====== Exercise material

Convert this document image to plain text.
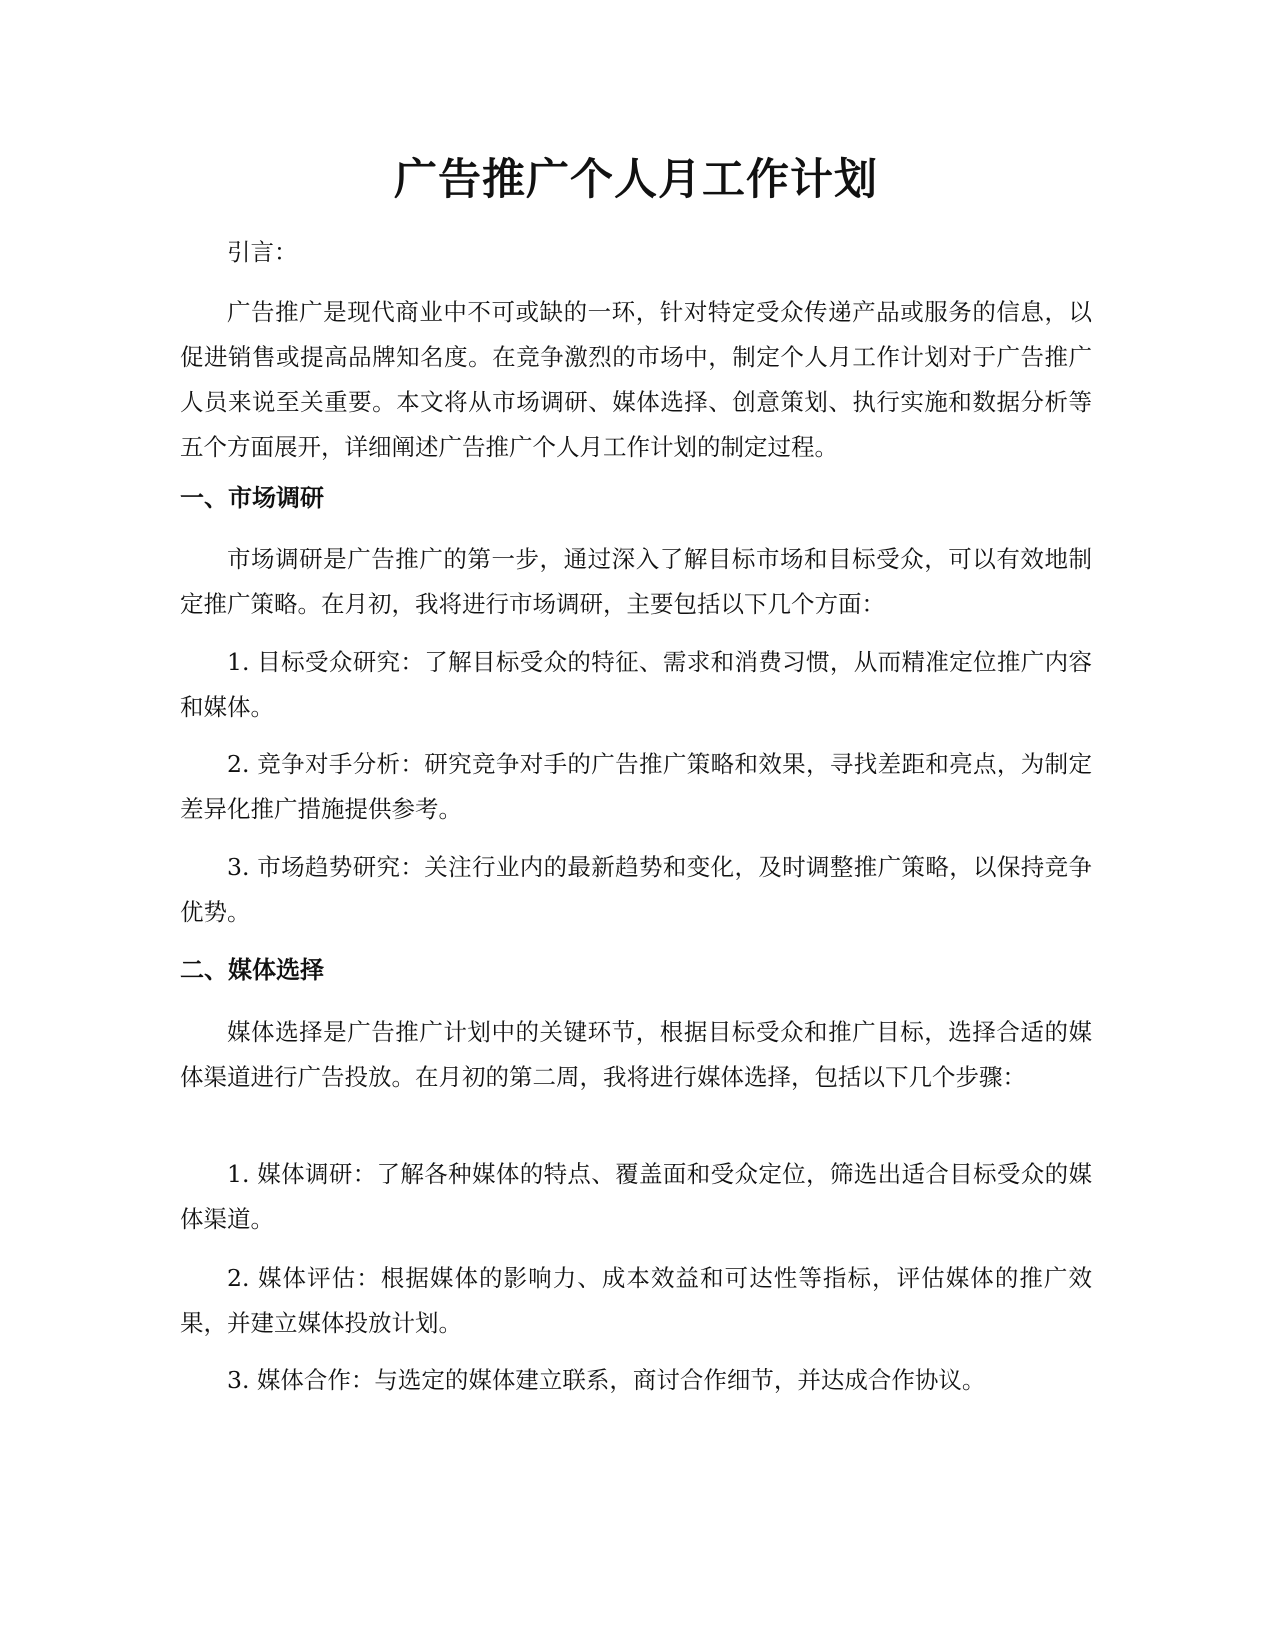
广告推广个人月工作计划

引言：

广告推广是现代商业中不可或缺的一环，针对特定受众传递产品或服务的信息，以促进销售或提高品牌知名度。在竞争激烈的市场中，制定个人月工作计划对于广告推广人员来说至关重要。本文将从市场调研、媒体选择、创意策划、执行实施和数据分析等五个方面展开，详细阐述广告推广个人月工作计划的制定过程。

一、市场调研

市场调研是广告推广的第一步，通过深入了解目标市场和目标受众，可以有效地制定推广策略。在月初，我将进行市场调研，主要包括以下几个方面：

1. 目标受众研究：了解目标受众的特征、需求和消费习惯，从而精准定位推广内容和媒体。

2. 竞争对手分析：研究竞争对手的广告推广策略和效果，寻找差距和亮点，为制定差异化推广措施提供参考。

3. 市场趋势研究：关注行业内的最新趋势和变化，及时调整推广策略，以保持竞争优势。

二、媒体选择

媒体选择是广告推广计划中的关键环节，根据目标受众和推广目标，选择合适的媒体渠道进行广告投放。在月初的第二周，我将进行媒体选择，包括以下几个步骤：

1. 媒体调研：了解各种媒体的特点、覆盖面和受众定位，筛选出适合目标受众的媒体渠道。

2. 媒体评估：根据媒体的影响力、成本效益和可达性等指标，评估媒体的推广效果，并建立媒体投放计划。

3. 媒体合作：与选定的媒体建立联系，商讨合作细节，并达成合作协议。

============

_Task directions_: Set down the material above as is, without any pictures.

_Exercise response_:
Convert this document image to plain text.
广告推广个人月工作计划

引言：

广告推广是现代商业中不可或缺的一环，针对特定受众传递产品或服务的信息，以促进销售或提高品牌知名度。在竞争激烈的市场中，制定个人月工作计划对于广告推广人员来说至关重要。本文将从市场调研、媒体选择、创意策划、执行实施和数据分析等五个方面展开，详细阐述广告推广个人月工作计划的制定过程。

一、市场调研

市场调研是广告推广的第一步，通过深入了解目标市场和目标受众，可以有效地制定推广策略。在月初，我将进行市场调研，主要包括以下几个方面：

1. 目标受众研究：了解目标受众的特征、需求和消费习惯，从而精准定位推广内容和媒体。

2. 竞争对手分析：研究竞争对手的广告推广策略和效果，寻找差距和亮点，为制定差异化推广措施提供参考。

3. 市场趋势研究：关注行业内的最新趋势和变化，及时调整推广策略，以保持竞争优势。

二、媒体选择

媒体选择是广告推广计划中的关键环节，根据目标受众和推广目标，选择合适的媒体渠道进行广告投放。在月初的第二周，我将进行媒体选择，包括以下几个步骤：

1. 媒体调研：了解各种媒体的特点、覆盖面和受众定位，筛选出适合目标受众的媒体渠道。

2. 媒体评估：根据媒体的影响力、成本效益和可达性等指标，评估媒体的推广效果，并建立媒体投放计划。

3. 媒体合作：与选定的媒体建立联系，商讨合作细节，并达成合作协议。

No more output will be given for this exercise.